## Task description
Make an exact copy of the lines below.
= = = = = = =
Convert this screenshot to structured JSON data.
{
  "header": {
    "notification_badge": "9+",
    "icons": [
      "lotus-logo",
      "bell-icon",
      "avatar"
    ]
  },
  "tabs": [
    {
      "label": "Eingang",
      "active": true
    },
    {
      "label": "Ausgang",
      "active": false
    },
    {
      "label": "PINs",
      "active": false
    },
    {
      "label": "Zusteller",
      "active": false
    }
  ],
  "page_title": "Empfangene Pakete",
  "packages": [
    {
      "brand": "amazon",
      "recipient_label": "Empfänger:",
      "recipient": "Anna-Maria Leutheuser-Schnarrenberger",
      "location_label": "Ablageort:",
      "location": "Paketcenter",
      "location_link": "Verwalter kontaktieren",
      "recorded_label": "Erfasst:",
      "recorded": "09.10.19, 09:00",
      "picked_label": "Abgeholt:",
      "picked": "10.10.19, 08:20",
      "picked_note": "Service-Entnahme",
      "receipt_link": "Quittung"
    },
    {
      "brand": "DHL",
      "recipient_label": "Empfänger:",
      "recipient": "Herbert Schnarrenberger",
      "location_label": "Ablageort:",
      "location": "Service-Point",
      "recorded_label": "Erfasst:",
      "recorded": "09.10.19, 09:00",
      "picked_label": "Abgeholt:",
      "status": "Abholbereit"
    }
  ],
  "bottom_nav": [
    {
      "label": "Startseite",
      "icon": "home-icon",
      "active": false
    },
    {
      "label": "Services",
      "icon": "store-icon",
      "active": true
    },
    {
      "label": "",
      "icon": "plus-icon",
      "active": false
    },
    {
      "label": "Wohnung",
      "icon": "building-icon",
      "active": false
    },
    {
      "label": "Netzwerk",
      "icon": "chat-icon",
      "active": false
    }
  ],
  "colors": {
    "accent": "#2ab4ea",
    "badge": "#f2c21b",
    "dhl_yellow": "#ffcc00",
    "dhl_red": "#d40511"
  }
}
= = = = = = =
## The response
Convert this screenshot to structured JSON data.
{
  "header": {
    "notification_badge": "9+",
    "icons": [
      "lotus-logo",
      "bell-icon",
      "avatar"
    ]
  },
  "tabs": [
    {
      "label": "Eingang",
      "active": true
    },
    {
      "label": "Ausgang",
      "active": false
    },
    {
      "label": "PINs",
      "active": false
    },
    {
      "label": "Zusteller",
      "active": false
    }
  ],
  "page_title": "Empfangene Pakete",
  "packages": [
    {
      "brand": "amazon",
      "recipient_label": "Empfänger:",
      "recipient": "Anna-Maria Leutheuser-Schnarrenberger",
      "location_label": "Ablageort:",
      "location": "Paketcenter",
      "location_link": "Verwalter kontaktieren",
      "recorded_label": "Erfasst:",
      "recorded": "09.10.19, 09:00",
      "picked_label": "Abgeholt:",
      "picked": "10.10.19, 08:20",
      "picked_note": "Service-Entnahme",
      "receipt_link": "Quittung"
    },
    {
      "brand": "DHL",
      "recipient_label": "Empfänger:",
      "recipient": "Herbert Schnarrenberger",
      "location_label": "Ablageort:",
      "location": "Service-Point",
      "recorded_label": "Erfasst:",
      "recorded": "09.10.19, 09:00",
      "picked_label": "Abgeholt:",
      "status": "Abholbereit"
    }
  ],
  "bottom_nav": [
    {
      "label": "Startseite",
      "icon": "home-icon",
      "active": false
    },
    {
      "label": "Services",
      "icon": "store-icon",
      "active": true
    },
    {
      "label": "",
      "icon": "plus-icon",
      "active": false
    },
    {
      "label": "Wohnung",
      "icon": "building-icon",
      "active": false
    },
    {
      "label": "Netzwerk",
      "icon": "chat-icon",
      "active": false
    }
  ],
  "colors": {
    "accent": "#2ab4ea",
    "badge": "#f2c21b",
    "dhl_yellow": "#ffcc00",
    "dhl_red": "#d40511"
  }
}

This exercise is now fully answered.